Prompt
Reproduce each line exactly, including spacing and punctuation.

[Stored entries]
━━━━━━━━━━━━━━━━
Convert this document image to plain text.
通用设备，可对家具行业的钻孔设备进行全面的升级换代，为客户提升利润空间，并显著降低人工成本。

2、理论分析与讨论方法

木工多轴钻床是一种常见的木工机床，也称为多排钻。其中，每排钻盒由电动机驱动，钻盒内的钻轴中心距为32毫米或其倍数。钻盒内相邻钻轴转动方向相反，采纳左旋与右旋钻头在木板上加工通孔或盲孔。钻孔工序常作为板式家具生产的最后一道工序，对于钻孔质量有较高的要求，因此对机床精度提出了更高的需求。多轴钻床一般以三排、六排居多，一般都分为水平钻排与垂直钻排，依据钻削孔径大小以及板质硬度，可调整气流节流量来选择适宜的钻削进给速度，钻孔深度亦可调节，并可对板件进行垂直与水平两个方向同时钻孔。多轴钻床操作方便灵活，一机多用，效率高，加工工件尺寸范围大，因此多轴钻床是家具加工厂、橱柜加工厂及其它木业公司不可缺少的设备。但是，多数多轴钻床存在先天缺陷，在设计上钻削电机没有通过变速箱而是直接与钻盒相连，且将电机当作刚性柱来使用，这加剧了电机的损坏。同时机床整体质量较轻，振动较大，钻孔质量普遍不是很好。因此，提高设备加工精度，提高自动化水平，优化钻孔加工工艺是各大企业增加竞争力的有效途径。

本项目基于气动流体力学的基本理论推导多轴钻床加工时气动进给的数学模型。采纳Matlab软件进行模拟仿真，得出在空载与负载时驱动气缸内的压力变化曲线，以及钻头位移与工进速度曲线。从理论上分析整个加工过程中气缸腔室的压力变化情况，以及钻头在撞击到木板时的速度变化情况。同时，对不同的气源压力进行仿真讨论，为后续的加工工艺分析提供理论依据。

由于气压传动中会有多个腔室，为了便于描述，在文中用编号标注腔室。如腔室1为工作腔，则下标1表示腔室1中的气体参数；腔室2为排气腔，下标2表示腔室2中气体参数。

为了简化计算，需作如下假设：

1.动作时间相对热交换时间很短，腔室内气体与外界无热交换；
━━━━━━━━━━━━━━━━
Reply to the task
Convert this document image to plain text.
通用设备，可对家具行业的钻孔设备进行全面的升级换代，为客户提升利润空间，并显著降低人工成本。

2、理论分析与讨论方法

木工多轴钻床是一种常见的木工机床，也称为多排钻。其中，每排钻盒由电动机驱动，钻盒内的钻轴中心距为32毫米或其倍数。钻盒内相邻钻轴转动方向相反，采纳左旋与右旋钻头在木板上加工通孔或盲孔。钻孔工序常作为板式家具生产的最后一道工序，对于钻孔质量有较高的要求，因此对机床精度提出了更高的需求。多轴钻床一般以三排、六排居多，一般都分为水平钻排与垂直钻排，依据钻削孔径大小以及板质硬度，可调整气流节流量来选择适宜的钻削进给速度，钻孔深度亦可调节，并可对板件进行垂直与水平两个方向同时钻孔。多轴钻床操作方便灵活，一机多用，效率高，加工工件尺寸范围大，因此多轴钻床是家具加工厂、橱柜加工厂及其它木业公司不可缺少的设备。但是，多数多轴钻床存在先天缺陷，在设计上钻削电机没有通过变速箱而是直接与钻盒相连，且将电机当作刚性柱来使用，这加剧了电机的损坏。同时机床整体质量较轻，振动较大，钻孔质量普遍不是很好。因此，提高设备加工精度，提高自动化水平，优化钻孔加工工艺是各大企业增加竞争力的有效途径。

本项目基于气动流体力学的基本理论推导多轴钻床加工时气动进给的数学模型。采纳Matlab软件进行模拟仿真，得出在空载与负载时驱动气缸内的压力变化曲线，以及钻头位移与工进速度曲线。从理论上分析整个加工过程中气缸腔室的压力变化情况，以及钻头在撞击到木板时的速度变化情况。同时，对不同的气源压力进行仿真讨论，为后续的加工工艺分析提供理论依据。

由于气压传动中会有多个腔室，为了便于描述，在文中用编号标注腔室。如腔室1为工作腔，则下标1表示腔室1中的气体参数；腔室2为排气腔，下标2表示腔室2中气体参数。

为了简化计算，需作如下假设：

1.动作时间相对热交换时间很短，腔室内气体与外界无热交换；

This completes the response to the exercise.